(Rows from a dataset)
□ □ □

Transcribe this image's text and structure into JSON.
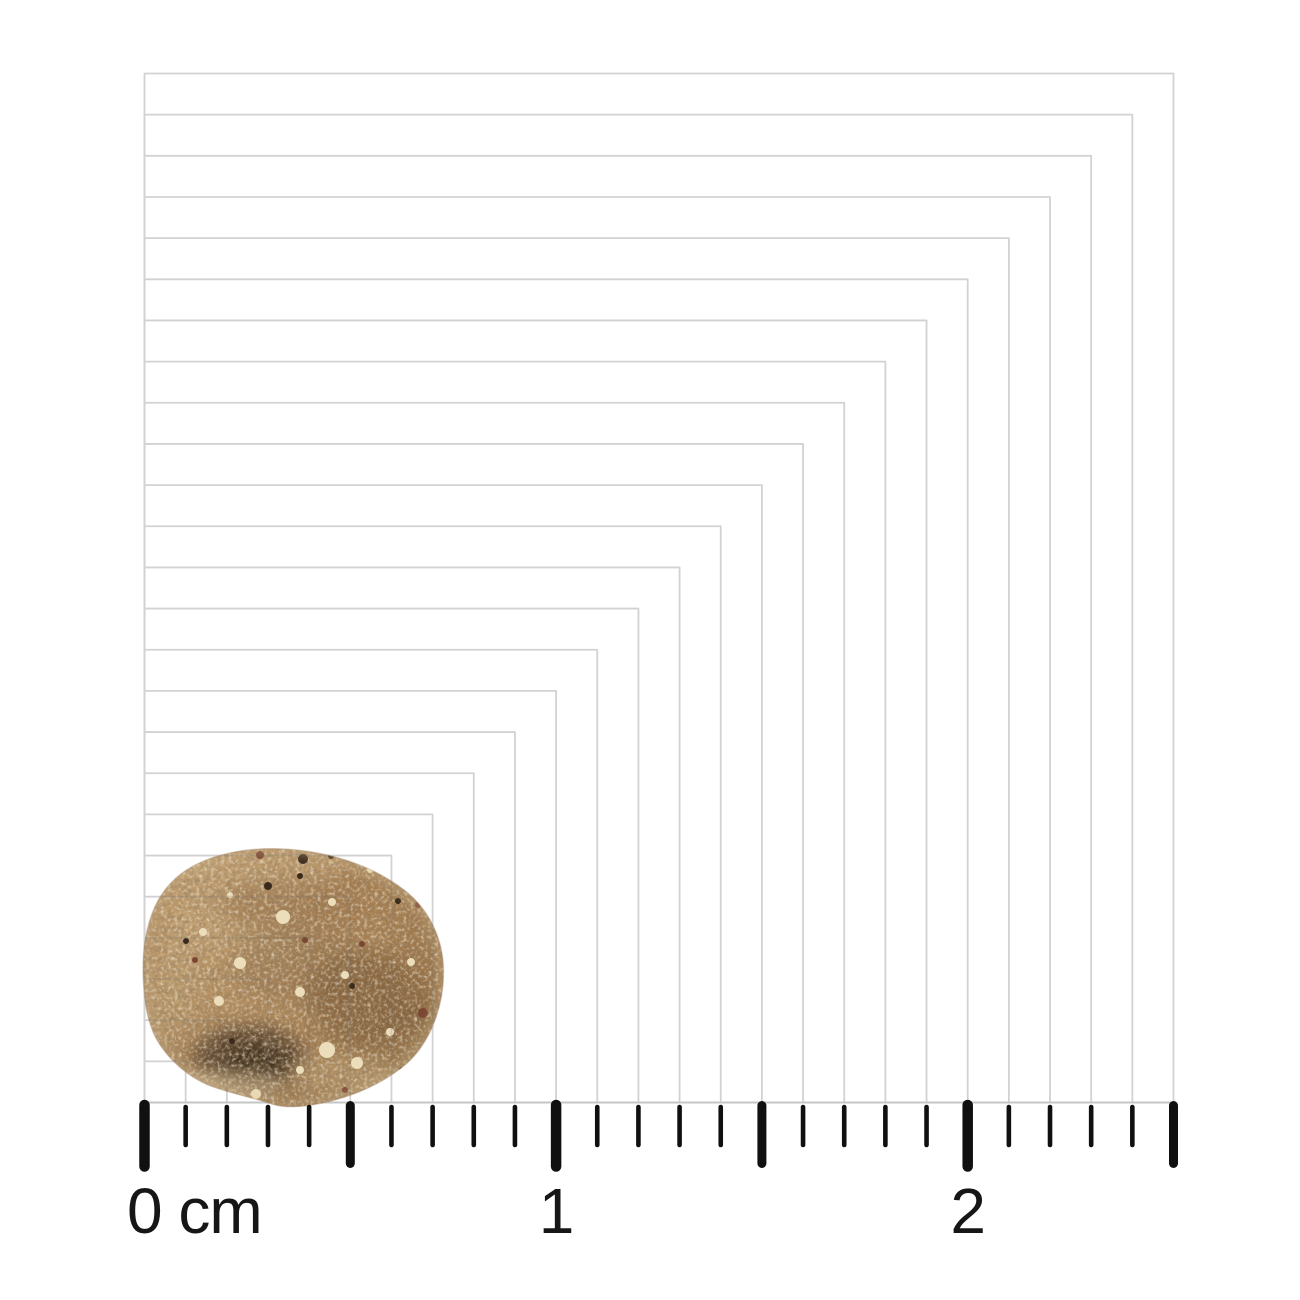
{
  "scale_figure": {
    "unit": "cm",
    "total_mm": 25,
    "minor_step_mm": 1,
    "major_step_mm": 5,
    "labeled_ticks": [
      {
        "text": "0 cm",
        "mm": 0
      },
      {
        "text": "1",
        "mm": 10
      },
      {
        "text": "2",
        "mm": 20
      }
    ],
    "colors": {
      "grid_line": "#d2d2d2",
      "grid_overlay_line": "#6b6b6b",
      "baseline": "#c6c6c6",
      "tick": "#101010",
      "label_text": "#161616",
      "background": "#ffffff"
    }
  },
  "specimen": {
    "name": "dry-food-kibble",
    "approx_width_cm": 0.75,
    "approx_height_cm": 0.62,
    "palette": {
      "base": "#b08a5c",
      "light": "#cfb184",
      "cream_fleck": "#ecdebb",
      "dark_patch": "#4c3827",
      "olive_brown": "#6a4c2c",
      "red_brown": "#7a4531"
    }
  }
}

□ □ □

- CHALLENGE -
Would you mind returning each entry above word for word, skipping the images?

- FINAL ANSWER -
Transcribe this image's text and structure into JSON.
{
  "scale_figure": {
    "unit": "cm",
    "total_mm": 25,
    "minor_step_mm": 1,
    "major_step_mm": 5,
    "labeled_ticks": [
      {
        "text": "0 cm",
        "mm": 0
      },
      {
        "text": "1",
        "mm": 10
      },
      {
        "text": "2",
        "mm": 20
      }
    ],
    "colors": {
      "grid_line": "#d2d2d2",
      "grid_overlay_line": "#6b6b6b",
      "baseline": "#c6c6c6",
      "tick": "#101010",
      "label_text": "#161616",
      "background": "#ffffff"
    }
  },
  "specimen": {
    "name": "dry-food-kibble",
    "approx_width_cm": 0.75,
    "approx_height_cm": 0.62,
    "palette": {
      "base": "#b08a5c",
      "light": "#cfb184",
      "cream_fleck": "#ecdebb",
      "dark_patch": "#4c3827",
      "olive_brown": "#6a4c2c",
      "red_brown": "#7a4531"
    }
  }
}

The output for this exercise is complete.